▸ **Text**:

»»

Thanks a lot! I solved the problem about changing batch size. As you said, I need to make the the torch size changable based on my batch size. Here is how I solved by adjusting .unsqueeze() and .repeat() in “CNN(nn.Module)”, “train_loop”, and “test_loop”.

class cvspanel_dataset(Dataset):
    def __init__(self, csv_file, root_dir, transform=None):
        self.dv_label = pd.read_csv(csv_file)
        self.root_dir = root_dir
        self.transform = transform

    def __len__(self):
        return len(self.dv_label)

    def __getitem__(self, idx):
        if torch.is_tensor(idx):
            idx = idx.tolist()

        data_name = os.path.join(self.root_dir,
                                 self.dv_label.iloc[idx, 0])
        gth = segyio.open(data_name, ignore_geometry=True)
        data = gth.trace.raw[:]
        data = torch.tensor(data[:, :200])

««

▸ **Complete the following**:
[A] Echo the post about batch size from "self.root_dir = root_dir" through "gth = segyio.open(data_name, ignore_geometry=True)", inclusive.
[B] According to the post about batch size, which two methods did the writer adjust to solve the problem?
[C] Write the next part of the post about batch size, picking up after its last line.

▸ **Data segment**:

»»

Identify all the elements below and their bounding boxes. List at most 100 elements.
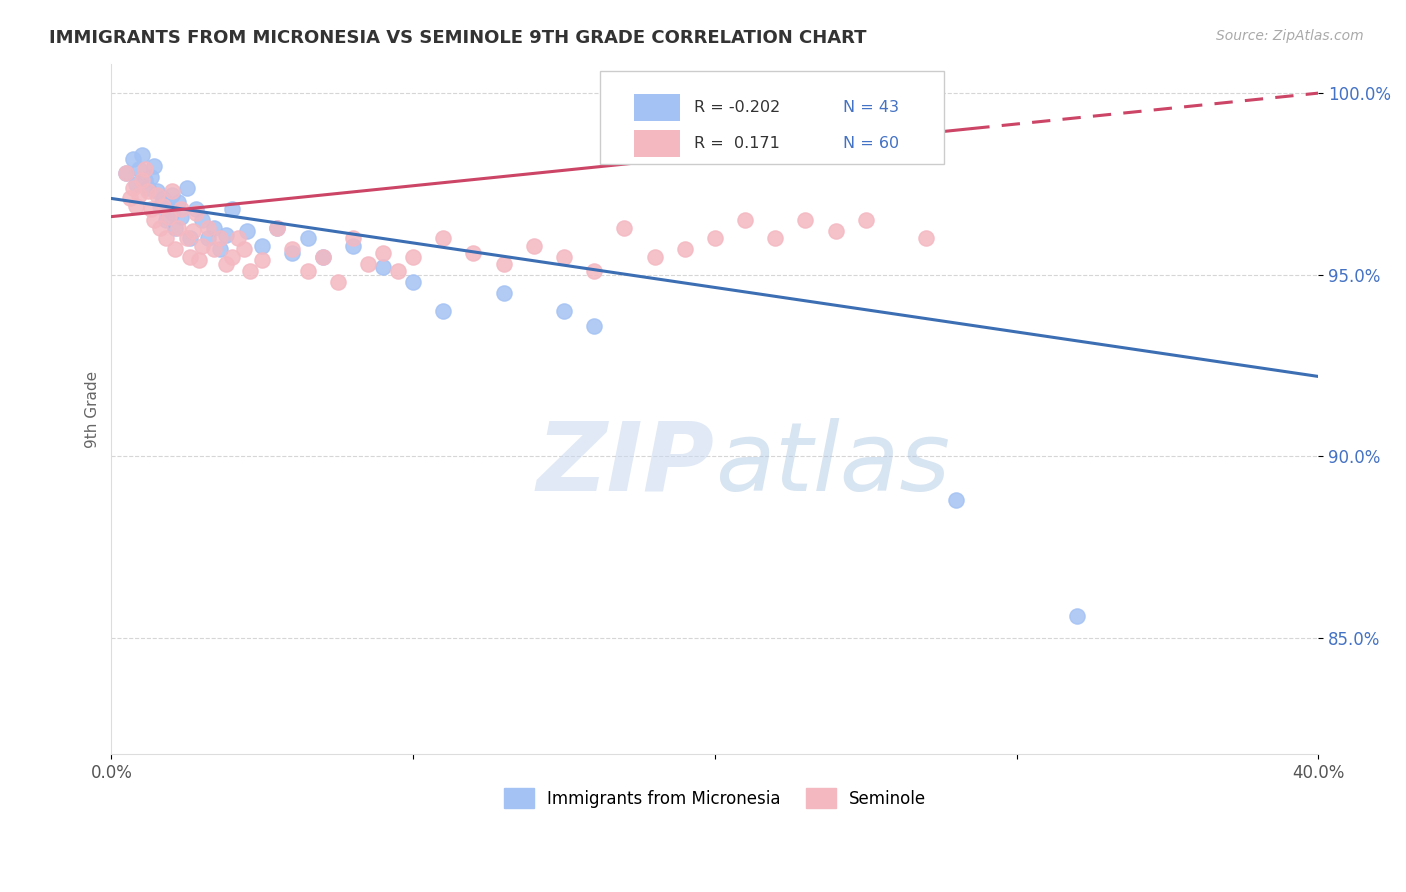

««

▸ **In response**:
[A]
self.root_dir = root_dir
        self.transform = transform

    def __len__(self):
        return len(self.dv_label)

    def __getitem__(self, idx):
        if torch.is_tensor(idx):
            idx = idx.tolist()

        data_name = os.path.join(self.root_dir,
                                 self.dv_label.iloc[idx, 0])
        gth = segyio.open(data_name, ignore_geometry=True)

[B] The writer adjusted .unsqueeze() and .repeat().

[C]
        #data = data.unsqueeze(0)
        arr = self.dv_label.iloc[idx, 1:]
        arr = np.asarray(arr)
        label = arr.astype('float').reshape(-1, 2)
        label = np.nan_to_num(label)
        label = torch.tensor(label)
        label = label.view([-1, 1])
        #label = label.squeeze()

        if self.transform:
            data = self.transform(data)
        if self.transform:
            label = self.transform(label)

        return data, label
def train_loop(train_dataloader, model, loss_fn, optimizer):
    size = len(train_dataloader.dataset)
    model.train()
    for batch, (data, label) in enumerate(train_dataloader):
        # Compute prediction and loss
        #pred = model(data)
        pred = model(data.unsqueeze(1).repeat(batch_size, 1, 1, 1))
        loss = loss_fn(pred, label.squeeze().repeat(batch_size, 1))

        # Backpropagation
        loss.backward()
        optimizer.step()
        optimizer.zero_grad()

        if batch % 100 == 0:
            loss, current = loss.item(), (batch_size + 1) * len(data)
            print(f"loss: {loss:>7f}  [{current:>5d}/{size:>5d}]")


def test_loop(test_dataloader, model, loss_fn):
    model.eval()
    size = len(test_dataloader.dataset)
    num_batches = len(test_dataloader)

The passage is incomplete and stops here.